Figure record extracts:
(begin)

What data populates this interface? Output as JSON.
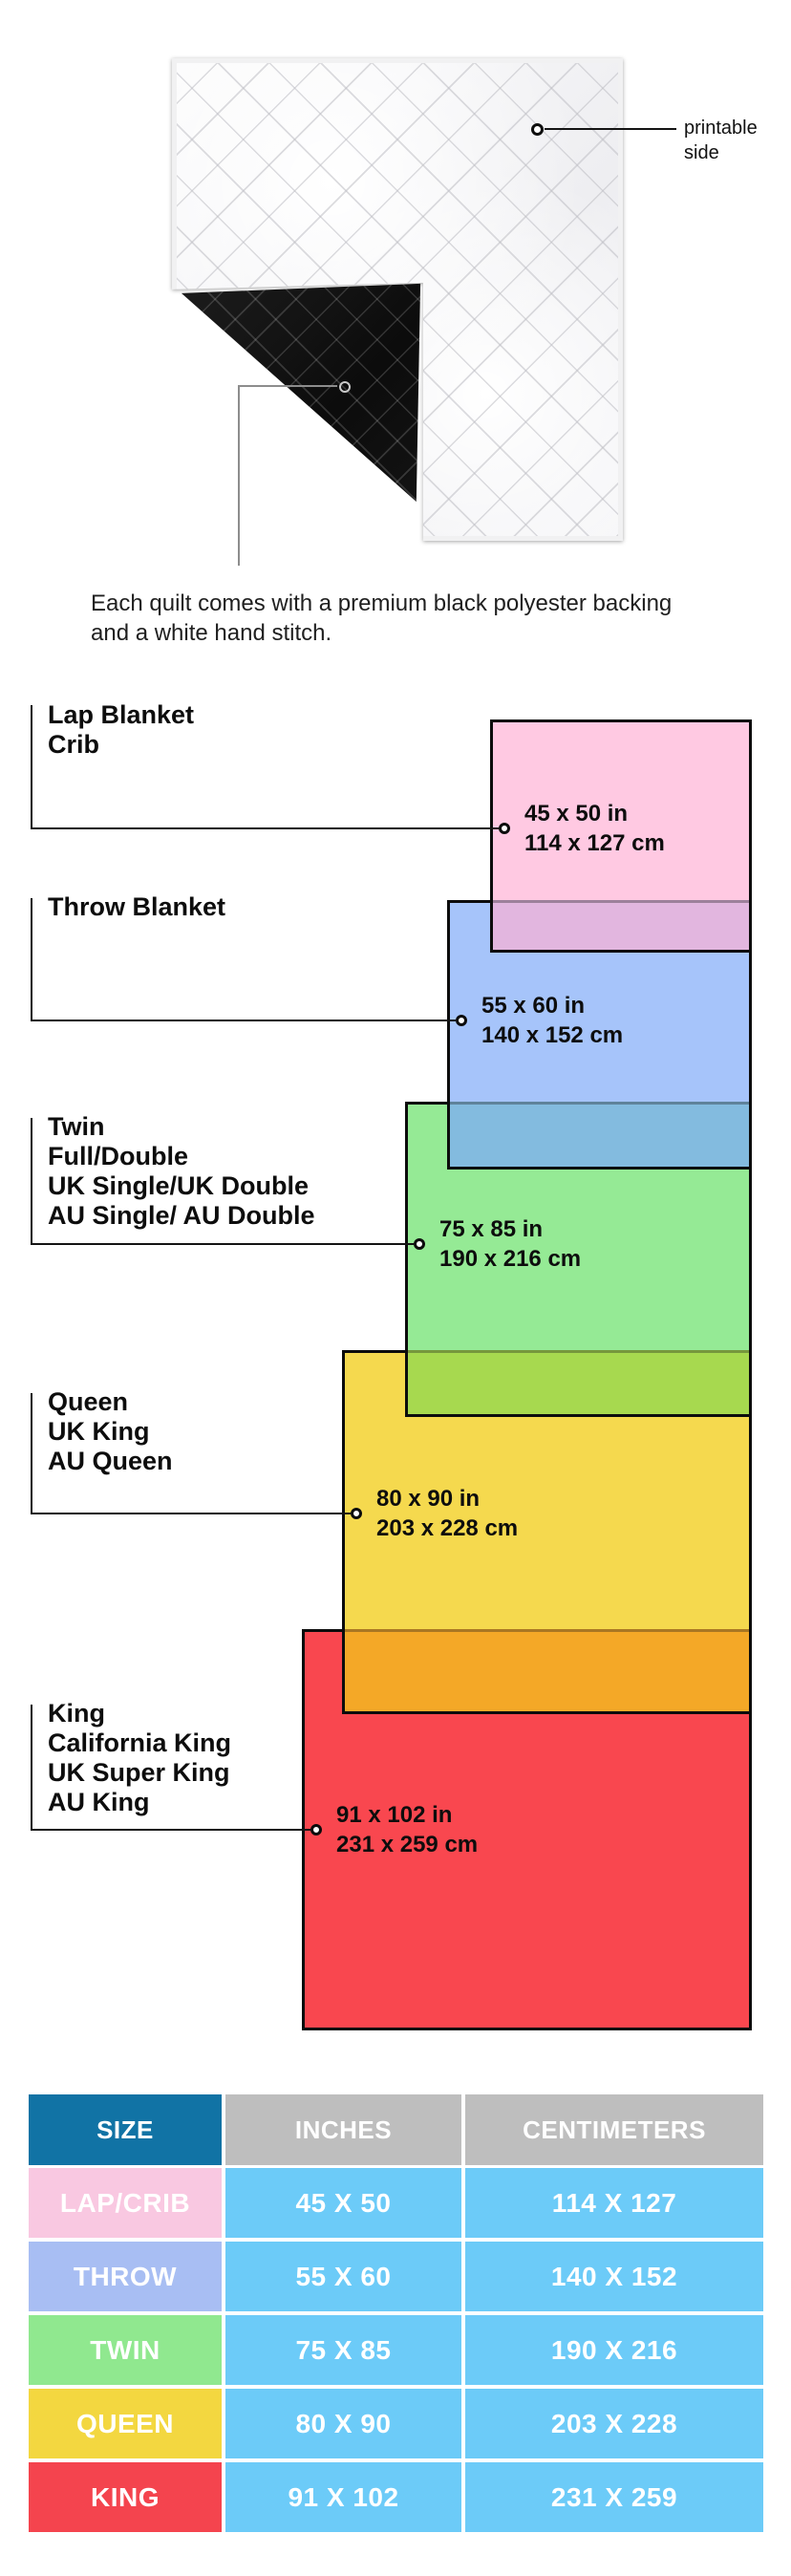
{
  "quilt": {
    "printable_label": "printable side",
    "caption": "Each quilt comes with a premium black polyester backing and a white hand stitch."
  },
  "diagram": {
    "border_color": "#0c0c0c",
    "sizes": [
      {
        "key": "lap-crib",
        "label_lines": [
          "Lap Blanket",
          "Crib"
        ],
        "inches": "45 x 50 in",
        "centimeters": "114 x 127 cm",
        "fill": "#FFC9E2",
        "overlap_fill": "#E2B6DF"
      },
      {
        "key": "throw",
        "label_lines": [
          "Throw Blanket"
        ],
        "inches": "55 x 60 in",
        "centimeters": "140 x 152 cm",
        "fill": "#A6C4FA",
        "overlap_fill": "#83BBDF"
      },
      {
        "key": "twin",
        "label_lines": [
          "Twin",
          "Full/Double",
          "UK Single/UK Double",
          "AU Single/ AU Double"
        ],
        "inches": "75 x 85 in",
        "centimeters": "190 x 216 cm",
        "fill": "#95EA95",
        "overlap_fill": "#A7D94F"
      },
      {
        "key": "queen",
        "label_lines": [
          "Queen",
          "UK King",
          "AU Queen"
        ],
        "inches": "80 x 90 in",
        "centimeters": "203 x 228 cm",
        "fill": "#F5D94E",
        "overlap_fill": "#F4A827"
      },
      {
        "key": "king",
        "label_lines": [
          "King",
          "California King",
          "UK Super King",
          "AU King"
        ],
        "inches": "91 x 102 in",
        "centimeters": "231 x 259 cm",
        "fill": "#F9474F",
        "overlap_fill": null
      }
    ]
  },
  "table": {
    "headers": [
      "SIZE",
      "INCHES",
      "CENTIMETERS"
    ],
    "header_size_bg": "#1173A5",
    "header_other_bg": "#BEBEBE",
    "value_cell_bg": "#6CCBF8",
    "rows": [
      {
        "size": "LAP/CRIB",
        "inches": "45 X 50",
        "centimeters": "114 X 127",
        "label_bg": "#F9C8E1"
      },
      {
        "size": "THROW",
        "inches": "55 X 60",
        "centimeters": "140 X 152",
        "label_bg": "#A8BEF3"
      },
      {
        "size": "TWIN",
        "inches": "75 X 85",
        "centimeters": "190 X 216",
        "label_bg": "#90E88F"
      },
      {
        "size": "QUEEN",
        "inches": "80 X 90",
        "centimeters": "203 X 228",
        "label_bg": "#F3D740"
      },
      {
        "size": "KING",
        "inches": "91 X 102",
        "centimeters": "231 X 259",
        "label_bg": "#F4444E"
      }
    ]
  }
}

(end)

_SHORT TASK_
Without including any pictures, print each record exactly.

_PROBLEM SOLUTION_
What data populates this interface? Output as JSON.
{
  "quilt": {
    "printable_label": "printable side",
    "caption": "Each quilt comes with a premium black polyester backing and a white hand stitch."
  },
  "diagram": {
    "border_color": "#0c0c0c",
    "sizes": [
      {
        "key": "lap-crib",
        "label_lines": [
          "Lap Blanket",
          "Crib"
        ],
        "inches": "45 x 50 in",
        "centimeters": "114 x 127 cm",
        "fill": "#FFC9E2",
        "overlap_fill": "#E2B6DF"
      },
      {
        "key": "throw",
        "label_lines": [
          "Throw Blanket"
        ],
        "inches": "55 x 60 in",
        "centimeters": "140 x 152 cm",
        "fill": "#A6C4FA",
        "overlap_fill": "#83BBDF"
      },
      {
        "key": "twin",
        "label_lines": [
          "Twin",
          "Full/Double",
          "UK Single/UK Double",
          "AU Single/ AU Double"
        ],
        "inches": "75 x 85 in",
        "centimeters": "190 x 216 cm",
        "fill": "#95EA95",
        "overlap_fill": "#A7D94F"
      },
      {
        "key": "queen",
        "label_lines": [
          "Queen",
          "UK King",
          "AU Queen"
        ],
        "inches": "80 x 90 in",
        "centimeters": "203 x 228 cm",
        "fill": "#F5D94E",
        "overlap_fill": "#F4A827"
      },
      {
        "key": "king",
        "label_lines": [
          "King",
          "California King",
          "UK Super King",
          "AU King"
        ],
        "inches": "91 x 102 in",
        "centimeters": "231 x 259 cm",
        "fill": "#F9474F",
        "overlap_fill": null
      }
    ]
  },
  "table": {
    "headers": [
      "SIZE",
      "INCHES",
      "CENTIMETERS"
    ],
    "header_size_bg": "#1173A5",
    "header_other_bg": "#BEBEBE",
    "value_cell_bg": "#6CCBF8",
    "rows": [
      {
        "size": "LAP/CRIB",
        "inches": "45 X 50",
        "centimeters": "114 X 127",
        "label_bg": "#F9C8E1"
      },
      {
        "size": "THROW",
        "inches": "55 X 60",
        "centimeters": "140 X 152",
        "label_bg": "#A8BEF3"
      },
      {
        "size": "TWIN",
        "inches": "75 X 85",
        "centimeters": "190 X 216",
        "label_bg": "#90E88F"
      },
      {
        "size": "QUEEN",
        "inches": "80 X 90",
        "centimeters": "203 X 228",
        "label_bg": "#F3D740"
      },
      {
        "size": "KING",
        "inches": "91 X 102",
        "centimeters": "231 X 259",
        "label_bg": "#F4444E"
      }
    ]
  }
}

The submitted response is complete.